### SOAL SINGKAT A
Jawablah pertanyaan berikut berdasarkan blok teks di bawah, masing-masing pada barisnya sendiri.
(i) Tanggal berapa yang tercantum di bawah judul?
(ii) Cuaca apa yang membuat desa itu lengang malam ini?
(iii) Les sore diberikan untuk persiapan ujian kelas berapa?

### BLOK TEKS
#####

Bapa Guru Esok Malam Katong (kita) Belajar Lagi Ya!

Febri Yudha Utama 2 Februari 2015

Guyuran hujan disertai angin kencang semakin membuat desa ini lengang dari aktifitas warganya. Malam ini semua warga nampaknya memilih segera berselimut dan merebahkan badan. Tak terkecuali aku, setelah seharian mengajar didua kelas, ditambah memberi les sore untuk persiapan ujian kelas VI, hingga membantu gereja melakukan persiapan administrasi dalam sidang jemaat (salah satu kegiatan terbesar yang akan dihelat desa ini). Gelap, dingin, dan lelah. Kalau bukan karena anak-anak mungkin inilah saatnya kukatakan Lengkaplah hari ini untuk segera tidur.

#####

### SOAL SINGKAT B
Tuliskan kembali tanpa perubahan baris-baris entri, mulai dari awal entri sampai baris yang memuat "The hydraulic cylinder 39 is at (92, 458).", termasuk kedua baris tersebut.

### ENTRI YANG TERSEDIA
#####

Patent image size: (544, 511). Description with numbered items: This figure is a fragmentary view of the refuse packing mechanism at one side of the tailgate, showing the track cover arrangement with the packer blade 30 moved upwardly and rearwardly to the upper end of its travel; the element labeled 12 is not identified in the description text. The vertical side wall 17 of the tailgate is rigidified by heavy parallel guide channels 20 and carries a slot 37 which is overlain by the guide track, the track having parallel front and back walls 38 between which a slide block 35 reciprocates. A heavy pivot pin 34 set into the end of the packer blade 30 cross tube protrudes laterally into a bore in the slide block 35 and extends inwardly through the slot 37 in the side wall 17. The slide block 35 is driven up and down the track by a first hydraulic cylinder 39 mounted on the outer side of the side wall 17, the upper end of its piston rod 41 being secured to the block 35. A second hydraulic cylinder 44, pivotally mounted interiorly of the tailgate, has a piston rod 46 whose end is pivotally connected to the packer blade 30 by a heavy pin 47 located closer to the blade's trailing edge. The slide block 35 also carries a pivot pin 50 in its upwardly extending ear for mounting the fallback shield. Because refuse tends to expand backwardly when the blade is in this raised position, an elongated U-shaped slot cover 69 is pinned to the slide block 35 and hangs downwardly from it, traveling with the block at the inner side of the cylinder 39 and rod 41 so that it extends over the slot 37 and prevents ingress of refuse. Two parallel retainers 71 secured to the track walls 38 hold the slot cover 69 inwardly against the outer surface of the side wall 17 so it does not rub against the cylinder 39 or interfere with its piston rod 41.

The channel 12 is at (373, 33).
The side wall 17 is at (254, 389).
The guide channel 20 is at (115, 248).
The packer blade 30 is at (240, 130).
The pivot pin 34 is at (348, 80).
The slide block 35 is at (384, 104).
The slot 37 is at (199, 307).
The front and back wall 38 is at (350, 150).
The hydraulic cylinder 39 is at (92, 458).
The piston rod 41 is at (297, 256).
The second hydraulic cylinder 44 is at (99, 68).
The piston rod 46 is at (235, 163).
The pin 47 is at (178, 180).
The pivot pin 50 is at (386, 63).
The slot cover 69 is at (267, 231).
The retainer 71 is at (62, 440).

#####

### JAWABAN A
(i) 2 Februari 2015
(ii) Guyuran hujan disertai angin kencang
(iii) Kelas VI

### JAWABAN B
Patent image size: (544, 511). Description with numbered items: This figure is a fragmentary view of the refuse packing mechanism at one side of the tailgate, showing the track cover arrangement with the packer blade 30 moved upwardly and rearwardly to the upper end of its travel; the element labeled 12 is not identified in the description text. The vertical side wall 17 of the tailgate is rigidified by heavy parallel guide channels 20 and carries a slot 37 which is overlain by the guide track, the track having parallel front and back walls 38 between which a slide block 35 reciprocates. A heavy pivot pin 34 set into the end of the packer blade 30 cross tube protrudes laterally into a bore in the slide block 35 and extends inwardly through the slot 37 in the side wall 17. The slide block 35 is driven up and down the track by a first hydraulic cylinder 39 mounted on the outer side of the side wall 17, the upper end of its piston rod 41 being secured to the block 35. A second hydraulic cylinder 44, pivotally mounted interiorly of the tailgate, has a piston rod 46 whose end is pivotally connected to the packer blade 30 by a heavy pin 47 located closer to the blade's trailing edge. The slide block 35 also carries a pivot pin 50 in its upwardly extending ear for mounting the fallback shield. Because refuse tends to expand backwardly when the blade is in this raised position, an elongated U-shaped slot cover 69 is pinned to the slide block 35 and hangs downwardly from it, traveling with the block at the inner side of the cylinder 39 and rod 41 so that it extends over the slot 37 and prevents ingress of refuse. Two parallel retainers 71 secured to the track walls 38 hold the slot cover 69 inwardly against the outer surface of the side wall 17 so it does not rub against the cylinder 39 or interfere with its piston rod 41.

The channel 12 is at (373, 33).
The side wall 17 is at (254, 389).
The guide channel 20 is at (115, 248).
The packer blade 30 is at (240, 130).
The pivot pin 34 is at (348, 80).
The slide block 35 is at (384, 104).
The slot 37 is at (199, 307).
The front and back wall 38 is at (350, 150).
The hydraulic cylinder 39 is at (92, 458).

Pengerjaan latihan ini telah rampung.